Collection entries
━━━━━━━━

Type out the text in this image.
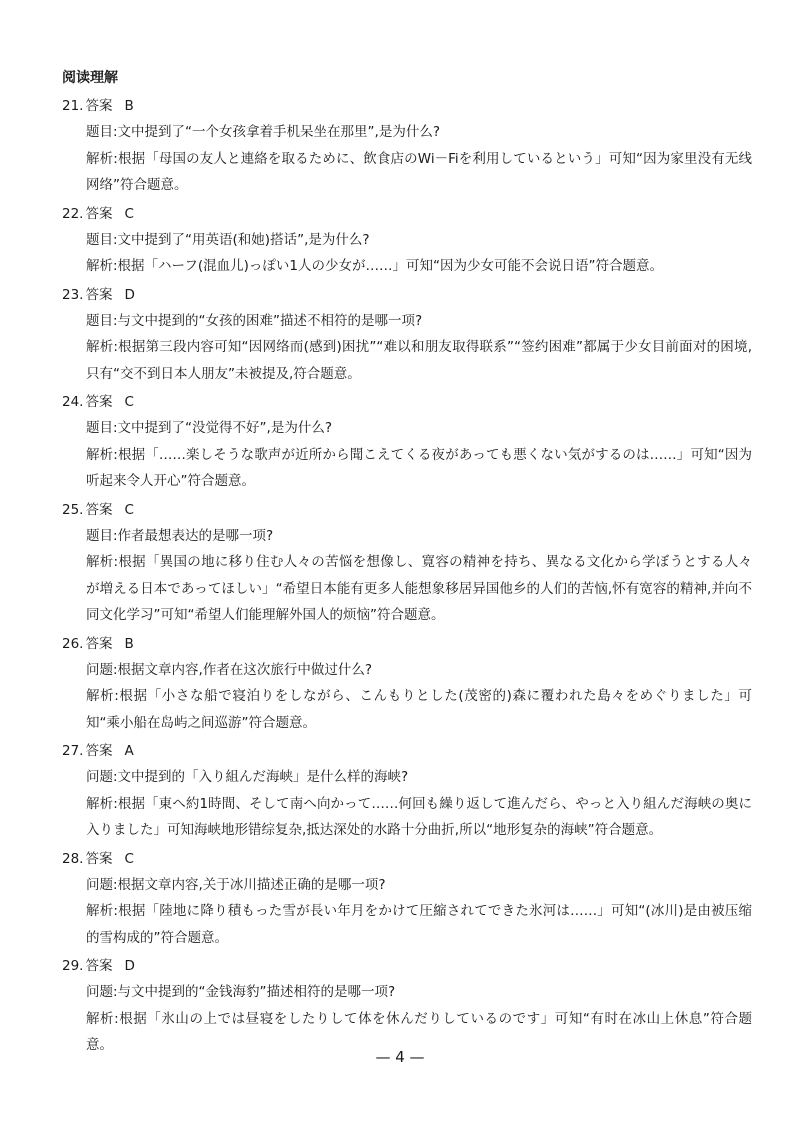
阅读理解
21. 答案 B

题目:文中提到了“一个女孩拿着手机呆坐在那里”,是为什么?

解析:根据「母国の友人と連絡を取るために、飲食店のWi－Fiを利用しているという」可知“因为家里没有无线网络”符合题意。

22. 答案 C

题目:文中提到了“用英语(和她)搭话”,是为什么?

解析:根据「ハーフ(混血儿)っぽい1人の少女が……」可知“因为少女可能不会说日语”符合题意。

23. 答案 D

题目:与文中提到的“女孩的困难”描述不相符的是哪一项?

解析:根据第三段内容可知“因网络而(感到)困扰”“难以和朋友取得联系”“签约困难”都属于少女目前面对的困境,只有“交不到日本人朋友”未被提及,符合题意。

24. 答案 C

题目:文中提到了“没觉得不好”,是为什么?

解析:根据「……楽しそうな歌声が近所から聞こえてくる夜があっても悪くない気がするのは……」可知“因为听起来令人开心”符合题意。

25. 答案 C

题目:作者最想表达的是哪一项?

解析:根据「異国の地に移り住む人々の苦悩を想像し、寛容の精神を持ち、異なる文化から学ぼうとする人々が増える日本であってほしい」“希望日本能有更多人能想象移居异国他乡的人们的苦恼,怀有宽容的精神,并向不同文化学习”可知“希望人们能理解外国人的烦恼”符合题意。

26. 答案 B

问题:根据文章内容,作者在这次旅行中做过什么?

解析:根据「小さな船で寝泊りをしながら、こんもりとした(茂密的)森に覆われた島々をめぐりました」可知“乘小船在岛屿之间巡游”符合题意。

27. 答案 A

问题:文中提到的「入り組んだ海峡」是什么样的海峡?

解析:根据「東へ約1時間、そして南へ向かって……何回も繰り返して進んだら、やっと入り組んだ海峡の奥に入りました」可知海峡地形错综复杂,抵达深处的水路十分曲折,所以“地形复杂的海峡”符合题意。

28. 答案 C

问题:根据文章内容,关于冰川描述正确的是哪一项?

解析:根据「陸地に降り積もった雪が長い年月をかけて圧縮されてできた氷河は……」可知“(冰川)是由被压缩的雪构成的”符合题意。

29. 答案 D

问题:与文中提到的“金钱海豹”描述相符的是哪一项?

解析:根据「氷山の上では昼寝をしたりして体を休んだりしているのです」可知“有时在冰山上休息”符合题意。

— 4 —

━━━━━━━━

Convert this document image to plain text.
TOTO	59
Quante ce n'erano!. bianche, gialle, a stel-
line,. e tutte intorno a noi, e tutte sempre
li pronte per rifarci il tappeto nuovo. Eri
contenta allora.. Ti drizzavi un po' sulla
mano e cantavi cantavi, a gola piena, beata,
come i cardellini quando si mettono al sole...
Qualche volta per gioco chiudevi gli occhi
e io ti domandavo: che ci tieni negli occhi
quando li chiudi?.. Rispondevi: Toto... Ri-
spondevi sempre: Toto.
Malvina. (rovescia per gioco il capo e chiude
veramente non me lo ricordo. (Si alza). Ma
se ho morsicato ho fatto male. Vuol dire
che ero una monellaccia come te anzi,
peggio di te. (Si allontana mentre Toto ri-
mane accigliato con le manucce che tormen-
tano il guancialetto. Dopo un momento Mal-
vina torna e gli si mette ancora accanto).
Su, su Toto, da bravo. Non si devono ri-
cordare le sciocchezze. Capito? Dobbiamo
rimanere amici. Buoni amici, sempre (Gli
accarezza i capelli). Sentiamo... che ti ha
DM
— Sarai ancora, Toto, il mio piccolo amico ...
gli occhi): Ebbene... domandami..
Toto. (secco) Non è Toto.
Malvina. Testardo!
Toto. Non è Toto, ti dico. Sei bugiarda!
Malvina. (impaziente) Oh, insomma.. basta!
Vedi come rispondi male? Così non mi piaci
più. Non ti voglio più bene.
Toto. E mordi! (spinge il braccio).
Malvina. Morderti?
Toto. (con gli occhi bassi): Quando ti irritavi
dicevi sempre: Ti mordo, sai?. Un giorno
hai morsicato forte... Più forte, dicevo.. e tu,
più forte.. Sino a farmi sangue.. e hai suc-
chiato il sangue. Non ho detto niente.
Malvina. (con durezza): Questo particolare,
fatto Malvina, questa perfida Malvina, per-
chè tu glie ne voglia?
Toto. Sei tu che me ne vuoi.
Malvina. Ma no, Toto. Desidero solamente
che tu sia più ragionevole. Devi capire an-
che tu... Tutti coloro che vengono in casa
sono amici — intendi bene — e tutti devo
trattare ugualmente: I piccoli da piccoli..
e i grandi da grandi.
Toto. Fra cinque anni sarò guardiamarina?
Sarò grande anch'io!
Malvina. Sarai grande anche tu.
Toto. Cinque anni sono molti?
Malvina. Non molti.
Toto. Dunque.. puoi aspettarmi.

━━━━━━━━

Instructions for the task:
Look through the material above. Copy each line where the word "grande" appears.

Answer to the exercise:
Sarò grande anch'io!
Malvina. Sarai grande anche tu.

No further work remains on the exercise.